— start of Entries —
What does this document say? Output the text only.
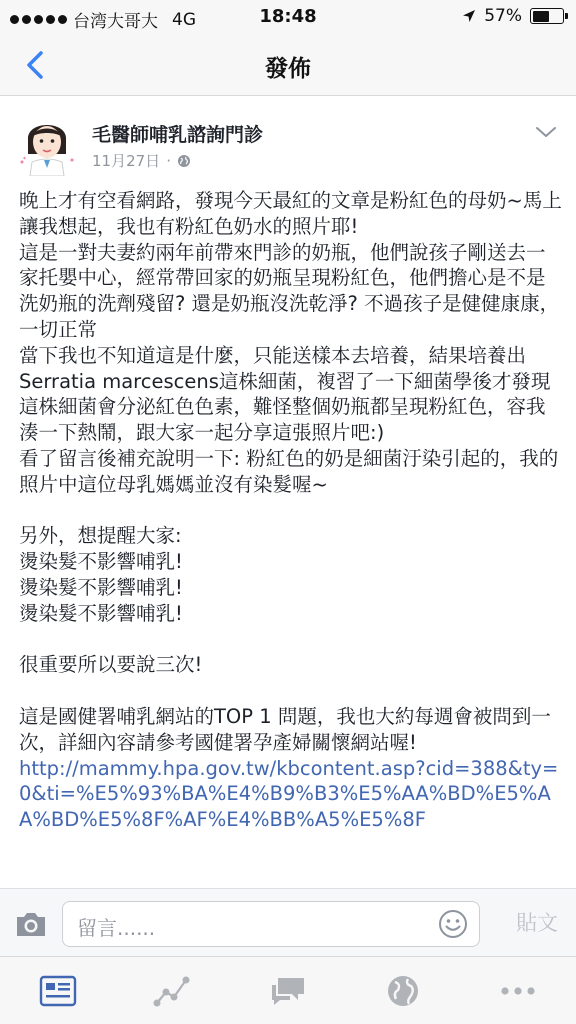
台湾大哥大 4G	18:48	57%
發佈
毛醫師哺乳諮詢門診
11月27日 ·
晚上才有空看網路，發現今天最紅的文章是粉紅色的母奶~馬上讓我想起，我也有粉紅色奶水的照片耶!
這是一對夫妻約兩年前帶來門診的奶瓶，他們說孩子剛送去一家托嬰中心，經常帶回家的奶瓶呈現粉紅色，他們擔心是不是洗奶瓶的洗劑殘留? 還是奶瓶沒洗乾淨? 不過孩子是健健康康，一切正常
當下我也不知道這是什麼，只能送樣本去培養，結果培養出Serratia marcescens這株細菌，複習了一下細菌學後才發現這株細菌會分泌紅色色素，難怪整個奶瓶都呈現粉紅色，容我湊一下熱鬧，跟大家一起分享這張照片吧:)
看了留言後補充說明一下: 粉紅色的奶是細菌汙染引起的，我的照片中這位母乳媽媽並沒有染髮喔~

另外，想提醒大家:
燙染髮不影響哺乳!
燙染髮不影響哺乳!
燙染髮不影響哺乳!

很重要所以要說三次!

這是國健署哺乳網站的TOP 1 問題，我也大約每週會被問到一次，詳細內容請參考國健署孕產婦關懷網站喔!
http://mammy.hpa.gov.tw/kbcontent.asp?cid=388&ty=0&ti=%E5%93%BA%E4%B9%B3%E5%AA%BD%E5%AA%BD%E5%8F%AF%E4%BB%A5%E5%8F
留言......	貼文
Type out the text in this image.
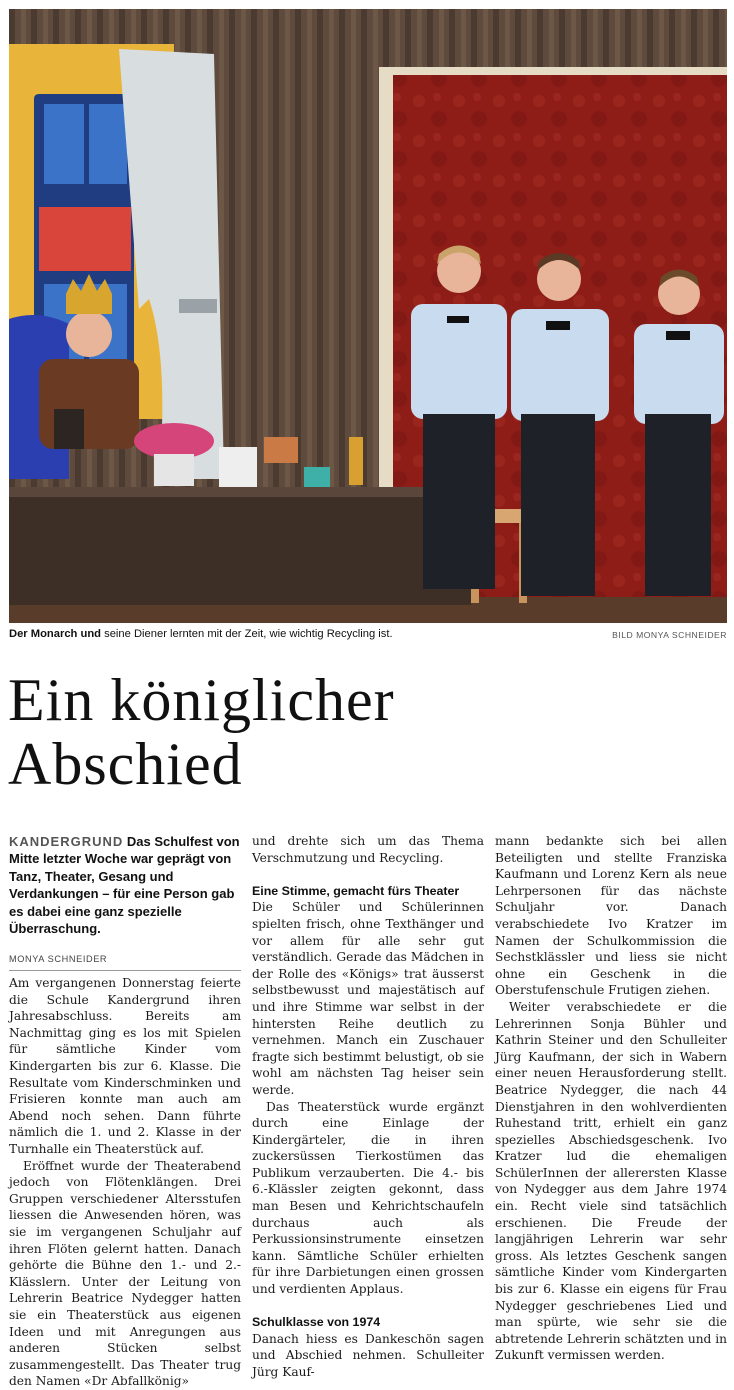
Der Monarch und seine Diener lernten mit der Zeit, wie wichtig Recycling ist.	BILD MONYA SCHNEIDER
Ein königlicher
Abschied

KANDERGRUND Das Schulfest von Mitte letzter Woche war geprägt von Tanz, Theater, Gesang und Verdankungen – für eine Person gab es dabei eine ganz spezielle Überraschung.

MONYA SCHNEIDER

Am vergangenen Donnerstag feierte die Schule Kandergrund ihren Jahresabschluss. Bereits am Nachmittag ging es los mit Spielen für sämtliche Kinder vom Kindergarten bis zur 6. Klasse. Die Resultate vom Kinderschminken und Frisieren konnte man auch am Abend noch sehen. Dann führte nämlich die 1. und 2. Klasse in der Turnhalle ein Theaterstück auf.

Eröffnet wurde der Theaterabend jedoch von Flötenklängen. Drei Gruppen verschiedener Altersstufen liessen die Anwesenden hören, was sie im vergangenen Schuljahr auf ihren Flöten gelernt hatten. Danach gehörte die Bühne den 1.- und 2.-Klässlern. Unter der Leitung von Lehrerin Beatrice Nydegger hatten sie ein Theaterstück aus eigenen Ideen und mit Anregungen aus anderen Stücken selbst zusammengestellt. Das Theater trug den Namen «Dr Abfallkönig»

und drehte sich um das Thema Verschmutzung und Recycling.

Eine Stimme, gemacht fürs Theater

Die Schüler und Schülerinnen spielten frisch, ohne Texthänger und vor allem für alle sehr gut verständlich. Gerade das Mädchen in der Rolle des «Königs» trat äusserst selbstbewusst und majestätisch auf und ihre Stimme war selbst in der hintersten Reihe deutlich zu vernehmen. Manch ein Zuschauer fragte sich bestimmt belustigt, ob sie wohl am nächsten Tag heiser sein werde.

Das Theaterstück wurde ergänzt durch eine Einlage der Kindergärteler, die in ihren zuckersüssen Tierkostümen das Publikum verzauberten. Die 4.- bis 6.-Klässler zeigten gekonnt, dass man Besen und Kehrichtschaufeln durchaus auch als Perkussionsinstrumente einsetzen kann. Sämtliche Schüler erhielten für ihre Darbietungen einen grossen und verdienten Applaus.

Schulklasse von 1974

Danach hiess es Dankeschön sagen und Abschied nehmen. Schulleiter Jürg Kauf-

mann bedankte sich bei allen Beteiligten und stellte Franziska Kaufmann und Lorenz Kern als neue Lehrpersonen für das nächste Schuljahr vor. Danach verabschiedete Ivo Kratzer im Namen der Schulkommission die Sechstklässler und liess sie nicht ohne ein Geschenk in die Oberstufenschule Frutigen ziehen.

Weiter verabschiedete er die Lehrerinnen Sonja Bühler und Kathrin Steiner und den Schulleiter Jürg Kaufmann, der sich in Wabern einer neuen Herausforderung stellt. Beatrice Nydegger, die nach 44 Dienstjahren in den wohlverdienten Ruhestand tritt, erhielt ein ganz spezielles Abschiedsgeschenk. Ivo Kratzer lud die ehemaligen SchülerInnen der allerersten Klasse von Nydegger aus dem Jahre 1974 ein. Recht viele sind tatsächlich erschienen. Die Freude der langjährigen Lehrerin war sehr gross. Als letztes Geschenk sangen sämtliche Kinder vom Kindergarten bis zur 6. Klasse ein eigens für Frau Nydegger geschriebenes Lied und man spürte, wie sehr sie die abtretende Lehrerin schätzten und in Zukunft vermissen werden.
— end of Entries —
Copy every line above in which the string "SCHNEIDER" shows up.

**Answer in full**
Der Monarch und seine Diener lernten mit der Zeit, wie wichtig Recycling ist.	BILD MONYA SCHNEIDER
MONYA SCHNEIDER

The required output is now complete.